>>>>>

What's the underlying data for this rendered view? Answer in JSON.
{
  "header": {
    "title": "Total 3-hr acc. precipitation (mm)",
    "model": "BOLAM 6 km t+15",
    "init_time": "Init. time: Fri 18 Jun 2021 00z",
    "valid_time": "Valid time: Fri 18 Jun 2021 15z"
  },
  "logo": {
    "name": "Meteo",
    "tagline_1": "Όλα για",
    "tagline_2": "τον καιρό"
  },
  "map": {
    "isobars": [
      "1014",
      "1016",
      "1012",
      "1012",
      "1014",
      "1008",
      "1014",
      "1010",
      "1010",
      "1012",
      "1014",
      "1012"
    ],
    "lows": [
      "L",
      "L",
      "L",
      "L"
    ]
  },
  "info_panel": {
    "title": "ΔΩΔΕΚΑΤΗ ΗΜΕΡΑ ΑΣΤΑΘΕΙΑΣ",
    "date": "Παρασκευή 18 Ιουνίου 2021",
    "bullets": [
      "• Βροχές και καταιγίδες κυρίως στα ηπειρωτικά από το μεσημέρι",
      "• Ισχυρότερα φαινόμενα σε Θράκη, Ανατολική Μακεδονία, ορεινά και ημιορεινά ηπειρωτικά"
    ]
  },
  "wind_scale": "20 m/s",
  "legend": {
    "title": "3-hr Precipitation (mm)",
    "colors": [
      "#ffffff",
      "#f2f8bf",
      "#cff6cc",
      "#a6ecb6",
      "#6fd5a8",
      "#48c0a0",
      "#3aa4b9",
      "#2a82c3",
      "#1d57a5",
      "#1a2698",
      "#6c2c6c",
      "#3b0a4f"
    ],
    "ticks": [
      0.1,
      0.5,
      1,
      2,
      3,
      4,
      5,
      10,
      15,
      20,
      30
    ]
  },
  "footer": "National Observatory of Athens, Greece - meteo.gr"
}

<<<<<
>>>>>

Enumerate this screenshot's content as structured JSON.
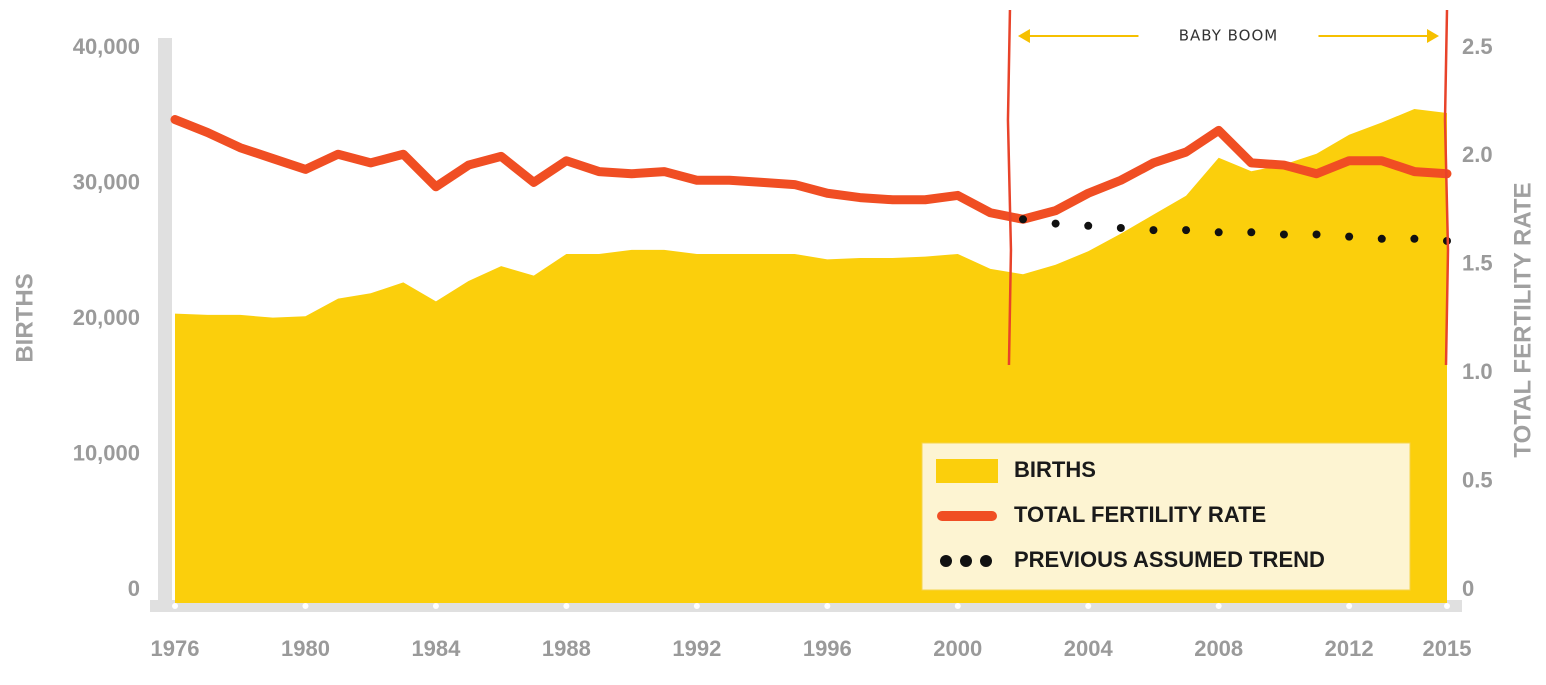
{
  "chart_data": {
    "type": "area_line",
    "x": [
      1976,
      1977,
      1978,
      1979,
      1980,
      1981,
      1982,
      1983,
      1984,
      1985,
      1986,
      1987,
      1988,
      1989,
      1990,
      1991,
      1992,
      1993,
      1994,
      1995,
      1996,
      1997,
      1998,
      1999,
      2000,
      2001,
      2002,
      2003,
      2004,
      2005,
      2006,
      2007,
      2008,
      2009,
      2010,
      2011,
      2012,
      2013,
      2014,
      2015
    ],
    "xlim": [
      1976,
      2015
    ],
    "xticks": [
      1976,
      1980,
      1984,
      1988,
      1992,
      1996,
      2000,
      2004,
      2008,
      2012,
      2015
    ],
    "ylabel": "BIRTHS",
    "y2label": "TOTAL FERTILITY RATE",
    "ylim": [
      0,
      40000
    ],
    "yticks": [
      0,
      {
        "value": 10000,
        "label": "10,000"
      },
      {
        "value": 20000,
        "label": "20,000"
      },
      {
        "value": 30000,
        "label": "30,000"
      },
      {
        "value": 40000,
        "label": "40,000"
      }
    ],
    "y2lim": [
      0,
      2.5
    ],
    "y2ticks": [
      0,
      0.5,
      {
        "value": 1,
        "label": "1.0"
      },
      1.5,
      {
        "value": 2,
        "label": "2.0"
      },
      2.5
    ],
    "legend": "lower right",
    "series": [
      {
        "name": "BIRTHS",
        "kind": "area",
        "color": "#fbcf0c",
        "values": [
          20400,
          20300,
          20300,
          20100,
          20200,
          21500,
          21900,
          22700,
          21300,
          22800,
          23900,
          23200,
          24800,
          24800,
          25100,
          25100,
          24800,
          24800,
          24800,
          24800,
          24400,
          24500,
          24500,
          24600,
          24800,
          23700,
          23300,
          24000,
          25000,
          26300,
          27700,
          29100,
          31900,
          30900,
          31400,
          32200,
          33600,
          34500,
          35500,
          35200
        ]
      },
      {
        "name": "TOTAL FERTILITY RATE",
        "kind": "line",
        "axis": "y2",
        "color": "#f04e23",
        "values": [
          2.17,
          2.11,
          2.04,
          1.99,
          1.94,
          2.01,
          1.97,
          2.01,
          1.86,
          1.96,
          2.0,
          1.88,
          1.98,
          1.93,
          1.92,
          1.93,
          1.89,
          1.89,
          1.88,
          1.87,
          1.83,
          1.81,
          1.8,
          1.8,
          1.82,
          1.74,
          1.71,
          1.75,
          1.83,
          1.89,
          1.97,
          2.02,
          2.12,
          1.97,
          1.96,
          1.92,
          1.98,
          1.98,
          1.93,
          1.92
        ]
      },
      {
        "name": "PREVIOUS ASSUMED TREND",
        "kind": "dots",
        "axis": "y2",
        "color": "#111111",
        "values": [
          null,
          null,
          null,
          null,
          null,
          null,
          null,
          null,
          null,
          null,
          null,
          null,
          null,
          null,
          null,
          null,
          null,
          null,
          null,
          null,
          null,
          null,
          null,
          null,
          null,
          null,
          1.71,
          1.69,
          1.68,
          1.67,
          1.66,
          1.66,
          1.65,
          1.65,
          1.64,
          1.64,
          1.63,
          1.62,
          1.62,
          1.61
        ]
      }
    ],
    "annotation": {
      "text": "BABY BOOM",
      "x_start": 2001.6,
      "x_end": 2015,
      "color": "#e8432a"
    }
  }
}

<<<<<

Working from the listing above, pick out every line that has "title" and copy it.

**The result**
    "title": "Total 3-hr acc. precipitation (mm)",
    "title": "ΔΩΔΕΚΑΤΗ ΗΜΕΡΑ ΑΣΤΑΘΕΙΑΣ",
    "title": "3-hr Precipitation (mm)",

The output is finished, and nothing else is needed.